>> begin Stored records

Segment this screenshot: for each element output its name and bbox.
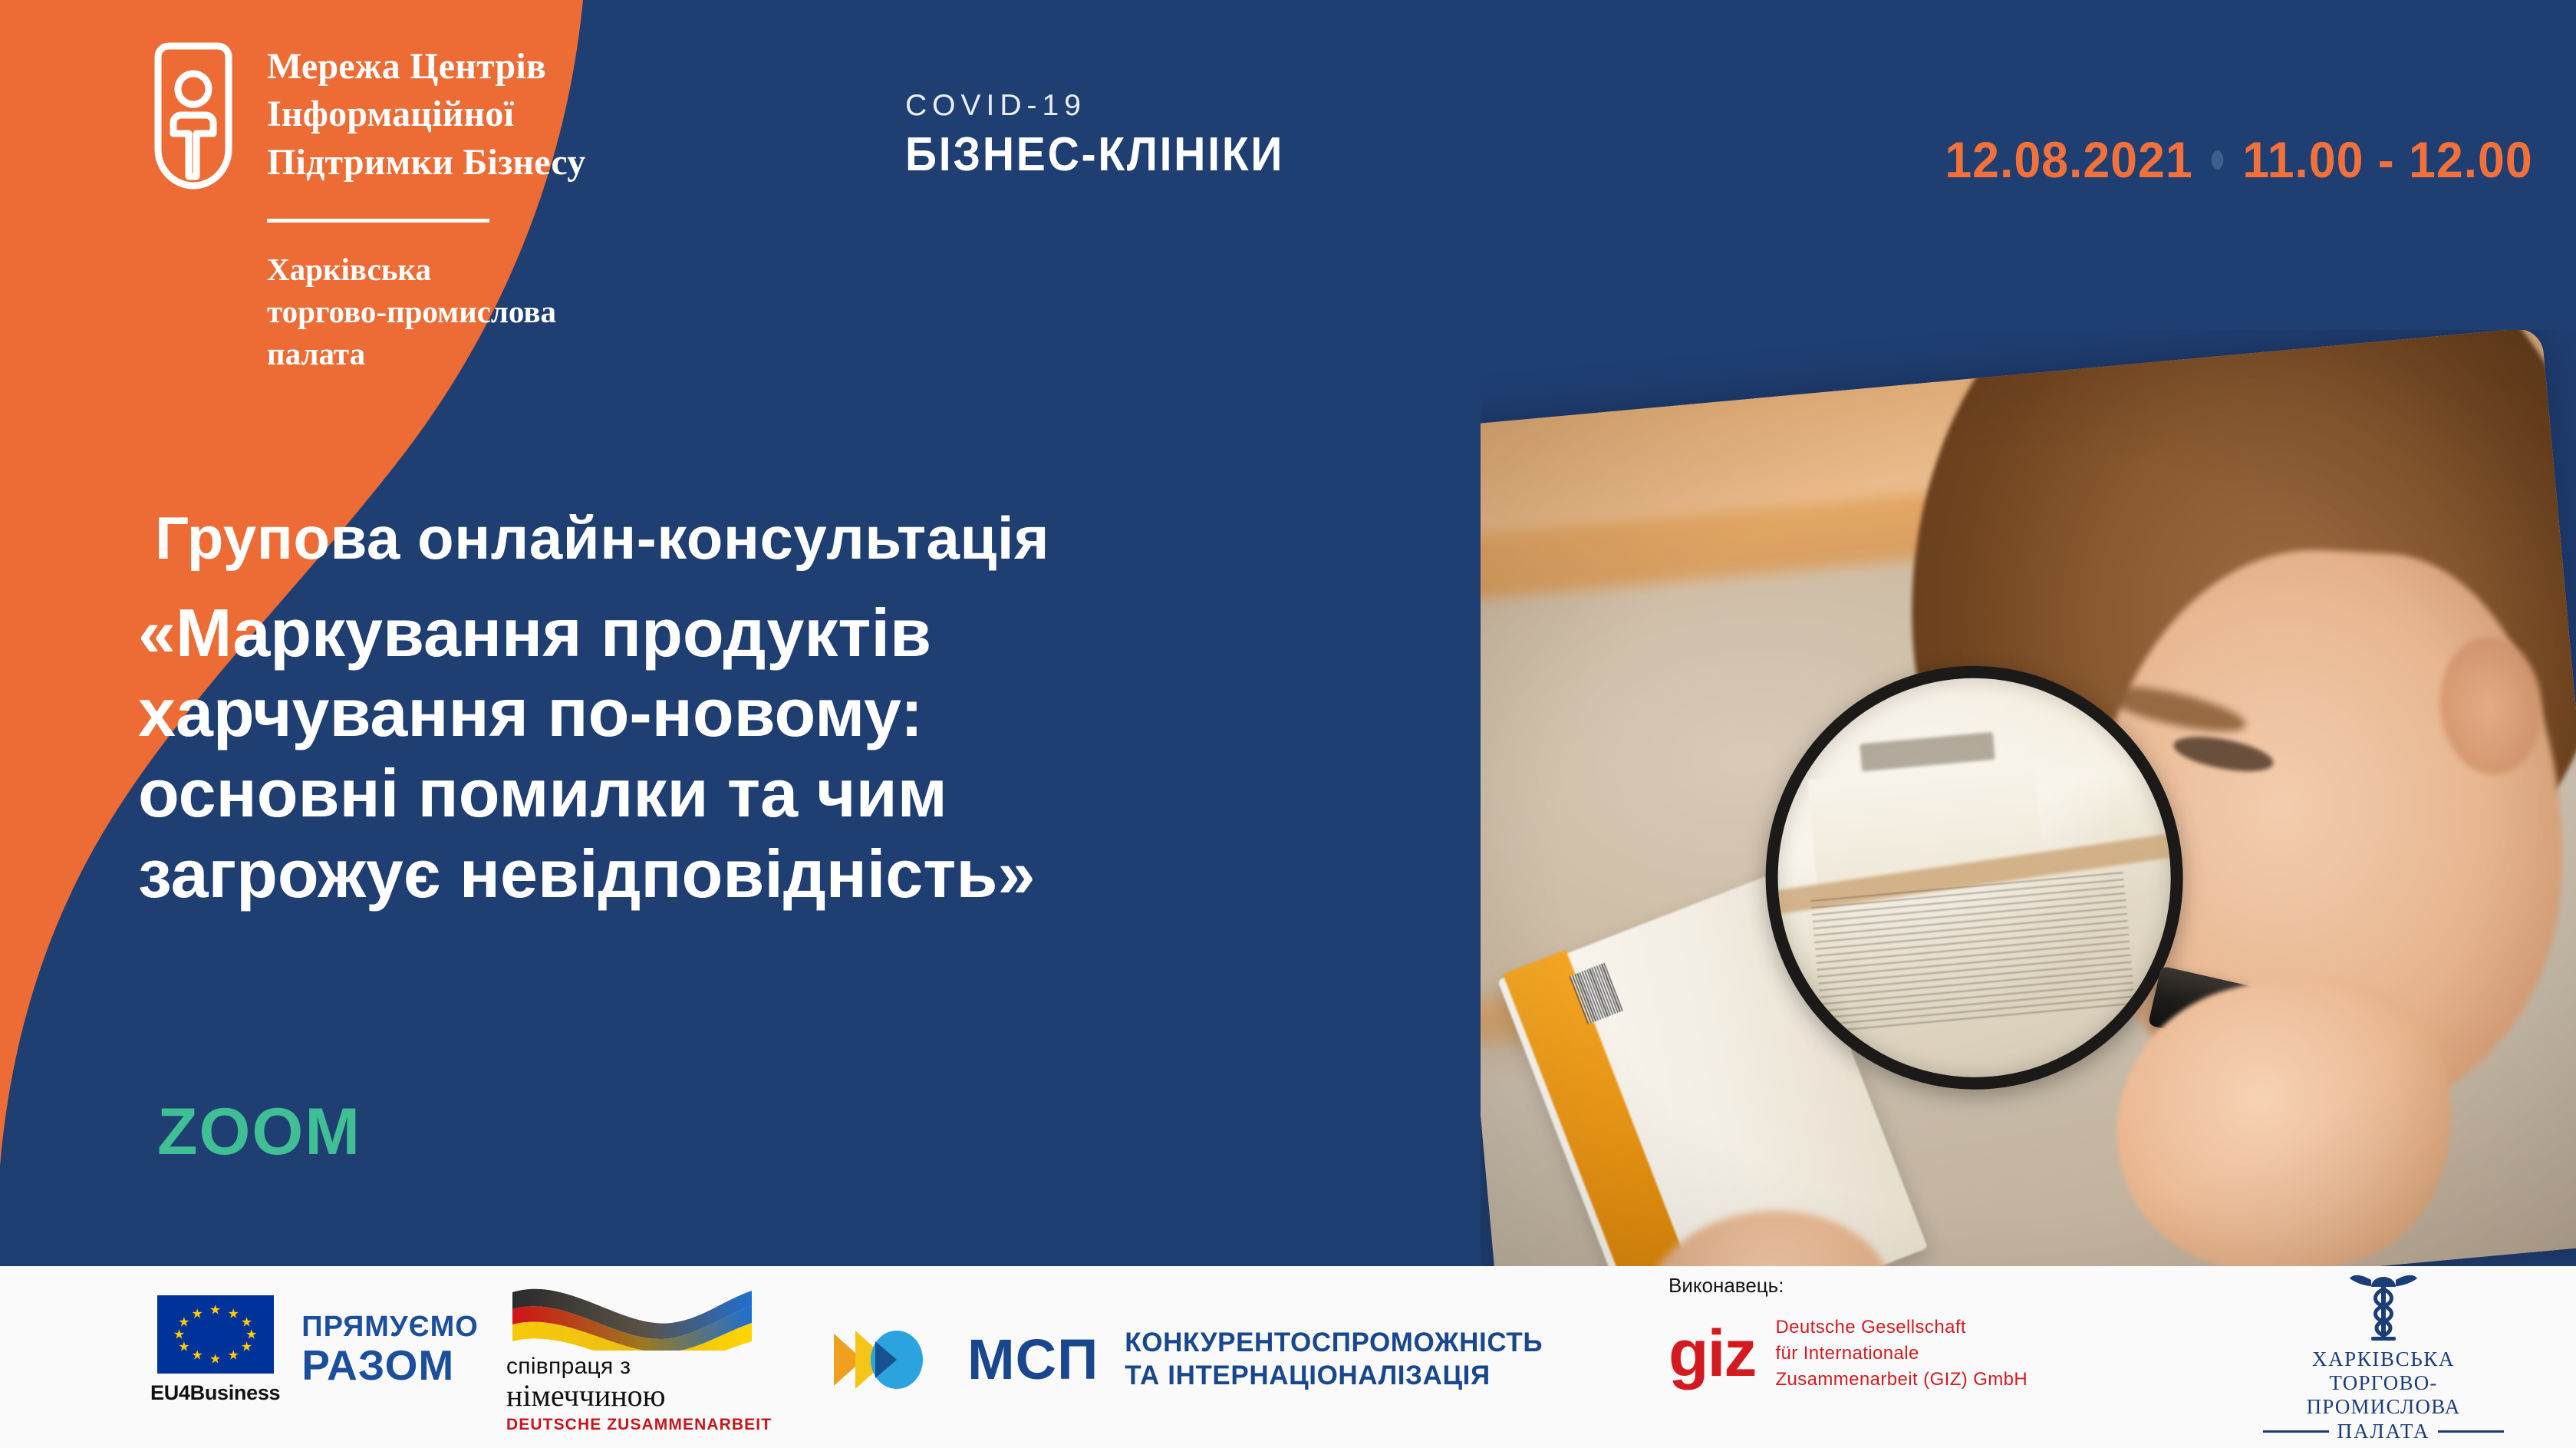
eu4business-logo: ★★★★★★★★★★★★ EU4Business ПРЯМУЄМО РАЗОМ [150, 1295, 479, 1405]
eu-slogan-line-1: ПРЯМУЄМО [301, 1312, 479, 1341]
series-title: БІЗНЕС-КЛІНІКИ [905, 131, 1284, 179]
eu-star-icon: ★ [173, 1328, 185, 1341]
chamber-rule-left [2263, 1430, 2329, 1433]
brand-name-line-3: Підтримки Бізнесу [267, 139, 585, 186]
covid-label: COVID-19 [905, 91, 1317, 120]
event-time: 11.00 - 12.00 [2243, 130, 2533, 189]
msp-line-2: ТА ІНТЕРНАЦІОНАЛІЗАЦІЯ [1125, 1360, 1543, 1393]
giz-logo-block: Виконавець: giz Deutsche Gesellschaft fü… [1668, 1274, 2028, 1393]
eu-star-icon: ★ [191, 1349, 203, 1362]
eu-slogan-line-2: РАЗОМ [301, 1344, 479, 1387]
msp-line-1: КОНКУРЕНТОСПРОМОЖНІСТЬ [1125, 1327, 1543, 1360]
eu-flag-icon: ★★★★★★★★★★★★ [157, 1295, 274, 1374]
event-date: 12.08.2021 [1945, 130, 2193, 189]
giz-wordmark: giz [1668, 1327, 1755, 1381]
headline-block: Групова онлайн-консультація «Маркування … [138, 506, 1573, 915]
title-line-3: основні помилки та чим [138, 754, 1573, 834]
eu-star-icon: ★ [241, 1340, 252, 1353]
german-coop-line-1: співпраця з [506, 1354, 782, 1380]
eu-star-icon: ★ [209, 1304, 221, 1317]
giz-desc-line-2: für Internationale [1775, 1341, 2028, 1367]
magnifier-lens-icon [1748, 648, 2202, 1107]
hero-photo [1481, 330, 2576, 1274]
implementer-label: Виконавець: [1668, 1274, 2028, 1298]
brand-sub-line-3: палата [267, 333, 585, 375]
germany-ukraine-ribbon-icon [506, 1280, 759, 1351]
partner-logos-footer: ★★★★★★★★★★★★ EU4Business ПРЯМУЄМО РАЗОМ [0, 1266, 2576, 1448]
brand-name-line-2: Інформаційної [267, 91, 585, 138]
german-cooperation-logo: співпраця з німеччиною DEUTSCHE ZUSAMMEN… [506, 1280, 782, 1434]
person-badge-icon [150, 40, 236, 193]
title-line-2: харчування по-новому: [138, 673, 1573, 754]
eu4business-label: EU4Business [150, 1381, 280, 1405]
brand-lockup: Мережа Центрів Інформаційної Підтримки Б… [150, 40, 585, 375]
eu-star-icon: ★ [191, 1307, 203, 1320]
chamber-line-1: ХАРКІВСЬКА [2257, 1347, 2510, 1371]
hero-photo-frame [1481, 330, 2576, 1274]
brand-divider [267, 219, 489, 223]
title-line-4: загрожує невідповідність» [138, 834, 1573, 915]
eu-star-icon: ★ [228, 1349, 239, 1362]
caduceus-icon [2348, 1271, 2419, 1344]
giz-desc-line-1: Deutsche Gesellschaft [1775, 1314, 2028, 1341]
msp-arrow-circle-icon [832, 1326, 947, 1394]
promo-banner: Мережа Центрів Інформаційної Підтримки Б… [0, 0, 2576, 1448]
msp-logo: МСП КОНКУРЕНТОСПРОМОЖНІСТЬ ТА ІНТЕРНАЦІО… [832, 1326, 1543, 1394]
chamber-line-3: ПАЛАТА [2337, 1420, 2429, 1443]
chamber-line-2: ТОРГОВО-ПРОМИСЛОВА [2257, 1371, 2510, 1419]
german-coop-line-3: DEUTSCHE ZUSAMMENARBEIT [506, 1416, 782, 1434]
brand-sub-line-2: торгово-промислова [267, 291, 585, 333]
eu-star-icon: ★ [228, 1307, 239, 1320]
title-line-1: «Маркування продуктів [138, 593, 1573, 674]
chamber-of-commerce-logo: ХАРКІВСЬКА ТОРГОВО-ПРОМИСЛОВА ПАЛАТА [2257, 1271, 2510, 1443]
event-schedule: 12.08.2021 11.00 - 12.00 [1945, 130, 2533, 189]
event-format-label: Групова онлайн-консультація [138, 506, 1573, 570]
zoom-platform-logo: ZOOM [157, 1099, 361, 1165]
event-series-kicker: COVID-19 БІЗНЕС-КЛІНІКИ [905, 91, 1317, 179]
giz-desc-line-3: Zusammenarbeit (GIZ) GmbH [1775, 1367, 2028, 1393]
eu-star-icon: ★ [209, 1352, 221, 1365]
eu-star-icon: ★ [178, 1340, 189, 1353]
msp-abbreviation: МСП [967, 1331, 1099, 1388]
brand-sub-line-1: Харківська [267, 249, 585, 291]
chamber-rule-right [2438, 1430, 2504, 1433]
german-coop-line-2: німеччиною [506, 1380, 782, 1412]
eu-star-icon: ★ [178, 1316, 189, 1329]
page-title: «Маркування продуктів харчування по-ново… [138, 593, 1573, 915]
dot-separator-icon [2212, 150, 2224, 170]
brand-name-line-1: Мережа Центрів [267, 43, 585, 91]
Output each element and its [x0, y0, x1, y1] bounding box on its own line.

>> end Stored records

◆ What you are asked to do ◆
Retype every line of the entries above word for word, leaving out the pictures.

◆ Reply ◆
Segment this screenshot: for each element output its name and bbox.
eu4business-logo: ★★★★★★★★★★★★ EU4Business ПРЯМУЄМО РАЗОМ [150, 1295, 479, 1405]
eu-slogan-line-1: ПРЯМУЄМО [301, 1312, 479, 1341]
series-title: БІЗНЕС-КЛІНІКИ [905, 131, 1284, 179]
eu-star-icon: ★ [173, 1328, 185, 1341]
chamber-rule-left [2263, 1430, 2329, 1433]
brand-name-line-3: Підтримки Бізнесу [267, 139, 585, 186]
covid-label: COVID-19 [905, 91, 1317, 120]
event-time: 11.00 - 12.00 [2243, 130, 2533, 189]
msp-line-2: ТА ІНТЕРНАЦІОНАЛІЗАЦІЯ [1125, 1360, 1543, 1393]
giz-logo-block: Виконавець: giz Deutsche Gesellschaft fü… [1668, 1274, 2028, 1393]
eu-star-icon: ★ [191, 1349, 203, 1362]
eu-slogan-line-2: РАЗОМ [301, 1344, 479, 1387]
msp-line-1: КОНКУРЕНТОСПРОМОЖНІСТЬ [1125, 1327, 1543, 1360]
eu-flag-icon: ★★★★★★★★★★★★ [157, 1295, 274, 1374]
event-date: 12.08.2021 [1945, 130, 2193, 189]
giz-wordmark: giz [1668, 1327, 1755, 1381]
headline-block: Групова онлайн-консультація «Маркування … [138, 506, 1573, 915]
title-line-3: основні помилки та чим [138, 754, 1573, 834]
eu-star-icon: ★ [241, 1340, 252, 1353]
german-coop-line-1: співпраця з [506, 1354, 782, 1380]
eu-star-icon: ★ [209, 1304, 221, 1317]
giz-desc-line-2: für Internationale [1775, 1341, 2028, 1367]
magnifier-lens-icon [1748, 648, 2202, 1107]
hero-photo [1481, 330, 2576, 1274]
implementer-label: Виконавець: [1668, 1274, 2028, 1298]
brand-sub-line-3: палата [267, 333, 585, 375]
germany-ukraine-ribbon-icon [506, 1280, 759, 1351]
partner-logos-footer: ★★★★★★★★★★★★ EU4Business ПРЯМУЄМО РАЗОМ [0, 1266, 2576, 1448]
brand-name-line-2: Інформаційної [267, 91, 585, 138]
german-cooperation-logo: співпраця з німеччиною DEUTSCHE ZUSAMMEN… [506, 1280, 782, 1434]
person-badge-icon [150, 40, 236, 193]
title-line-2: харчування по-новому: [138, 673, 1573, 754]
eu4business-label: EU4Business [150, 1381, 280, 1405]
brand-lockup: Мережа Центрів Інформаційної Підтримки Б… [150, 40, 585, 375]
eu-star-icon: ★ [191, 1307, 203, 1320]
chamber-line-1: ХАРКІВСЬКА [2257, 1347, 2510, 1371]
hero-photo-frame [1481, 330, 2576, 1274]
brand-divider [267, 219, 489, 223]
title-line-4: загрожує невідповідність» [138, 834, 1573, 915]
eu-star-icon: ★ [228, 1349, 239, 1362]
caduceus-icon [2348, 1271, 2419, 1344]
giz-desc-line-1: Deutsche Gesellschaft [1775, 1314, 2028, 1341]
msp-arrow-circle-icon [832, 1326, 947, 1394]
promo-banner: Мережа Центрів Інформаційної Підтримки Б… [0, 0, 2576, 1448]
msp-logo: МСП КОНКУРЕНТОСПРОМОЖНІСТЬ ТА ІНТЕРНАЦІО… [832, 1326, 1543, 1394]
chamber-line-3: ПАЛАТА [2337, 1420, 2429, 1443]
chamber-line-2: ТОРГОВО-ПРОМИСЛОВА [2257, 1371, 2510, 1419]
german-coop-line-3: DEUTSCHE ZUSAMMENARBEIT [506, 1416, 782, 1434]
brand-sub-line-2: торгово-промислова [267, 291, 585, 333]
eu-star-icon: ★ [228, 1307, 239, 1320]
title-line-1: «Маркування продуктів [138, 593, 1573, 674]
chamber-of-commerce-logo: ХАРКІВСЬКА ТОРГОВО-ПРОМИСЛОВА ПАЛАТА [2257, 1271, 2510, 1443]
event-schedule: 12.08.2021 11.00 - 12.00 [1945, 130, 2533, 189]
event-format-label: Групова онлайн-консультація [138, 506, 1573, 570]
zoom-platform-logo: ZOOM [157, 1099, 361, 1165]
event-series-kicker: COVID-19 БІЗНЕС-КЛІНІКИ [905, 91, 1317, 179]
giz-desc-line-3: Zusammenarbeit (GIZ) GmbH [1775, 1367, 2028, 1393]
eu-star-icon: ★ [209, 1352, 221, 1365]
eu-star-icon: ★ [178, 1340, 189, 1353]
msp-abbreviation: МСП [967, 1331, 1099, 1388]
brand-sub-line-1: Харківська [267, 249, 585, 291]
chamber-rule-right [2438, 1430, 2504, 1433]
german-coop-line-2: німеччиною [506, 1380, 782, 1412]
eu-star-icon: ★ [178, 1316, 189, 1329]
page-title: «Маркування продуктів харчування по-ново… [138, 593, 1573, 915]
dot-separator-icon [2212, 150, 2224, 170]
brand-name-line-1: Мережа Центрів [267, 43, 585, 91]
Output each element and its [x0, y0, x1, y1] bounding box on its own line.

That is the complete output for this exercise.